* Work instructions *
Do not include the pictures; repeat the rest of the data exactly.

* Records shown *
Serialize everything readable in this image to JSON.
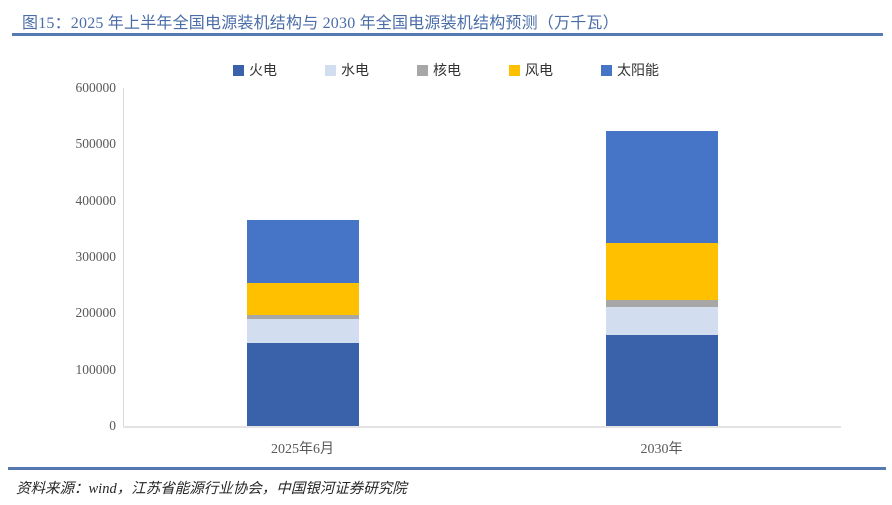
{
  "figure": {
    "title": "图15：2025 年上半年全国电源装机结构与 2030 年全国电源装机结构预测（万千瓦）",
    "source": "资料来源：wind，江苏省能源行业协会，中国银河证券研究院"
  },
  "colors": {
    "title_text": "#4a6da7",
    "rule_blue": "#5579b0",
    "axis_line": "#d9d9d9",
    "tick_text": "#595959",
    "legend_text": "#333333"
  },
  "chart_data": {
    "type": "bar",
    "stacked": true,
    "title": "2025 年上半年全国电源装机结构与 2030 年全国电源装机结构预测（万千瓦）",
    "categories": [
      "2025年6月",
      "2030年"
    ],
    "series": [
      {
        "name": "火电",
        "color": "#3a62ab",
        "values": [
          147000,
          162000
        ]
      },
      {
        "name": "水电",
        "color": "#d3ddf0",
        "values": [
          43000,
          50000
        ]
      },
      {
        "name": "核电",
        "color": "#a7a7a7",
        "values": [
          7000,
          12000
        ]
      },
      {
        "name": "风电",
        "color": "#ffc000",
        "values": [
          57000,
          100000
        ]
      },
      {
        "name": "太阳能",
        "color": "#4674c6",
        "values": [
          112000,
          200000
        ]
      }
    ],
    "totals": [
      366000,
      524000
    ],
    "xlabel": "",
    "ylabel": "",
    "ylim": [
      0,
      600000
    ],
    "ytick_step": 100000,
    "yticks": [
      600000,
      500000,
      400000,
      300000,
      200000,
      100000,
      0
    ],
    "grid": false,
    "legend_position": "top"
  }
}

* Output for this task *
Serialize everything readable in this image to JSON.
{
  "figure": {
    "title": "图15：2025 年上半年全国电源装机结构与 2030 年全国电源装机结构预测（万千瓦）",
    "source": "资料来源：wind，江苏省能源行业协会，中国银河证券研究院"
  },
  "colors": {
    "title_text": "#4a6da7",
    "rule_blue": "#5579b0",
    "axis_line": "#d9d9d9",
    "tick_text": "#595959",
    "legend_text": "#333333"
  },
  "chart_data": {
    "type": "bar",
    "stacked": true,
    "title": "2025 年上半年全国电源装机结构与 2030 年全国电源装机结构预测（万千瓦）",
    "categories": [
      "2025年6月",
      "2030年"
    ],
    "series": [
      {
        "name": "火电",
        "color": "#3a62ab",
        "values": [
          147000,
          162000
        ]
      },
      {
        "name": "水电",
        "color": "#d3ddf0",
        "values": [
          43000,
          50000
        ]
      },
      {
        "name": "核电",
        "color": "#a7a7a7",
        "values": [
          7000,
          12000
        ]
      },
      {
        "name": "风电",
        "color": "#ffc000",
        "values": [
          57000,
          100000
        ]
      },
      {
        "name": "太阳能",
        "color": "#4674c6",
        "values": [
          112000,
          200000
        ]
      }
    ],
    "totals": [
      366000,
      524000
    ],
    "xlabel": "",
    "ylabel": "",
    "ylim": [
      0,
      600000
    ],
    "ytick_step": 100000,
    "yticks": [
      600000,
      500000,
      400000,
      300000,
      200000,
      100000,
      0
    ],
    "grid": false,
    "legend_position": "top"
  }
}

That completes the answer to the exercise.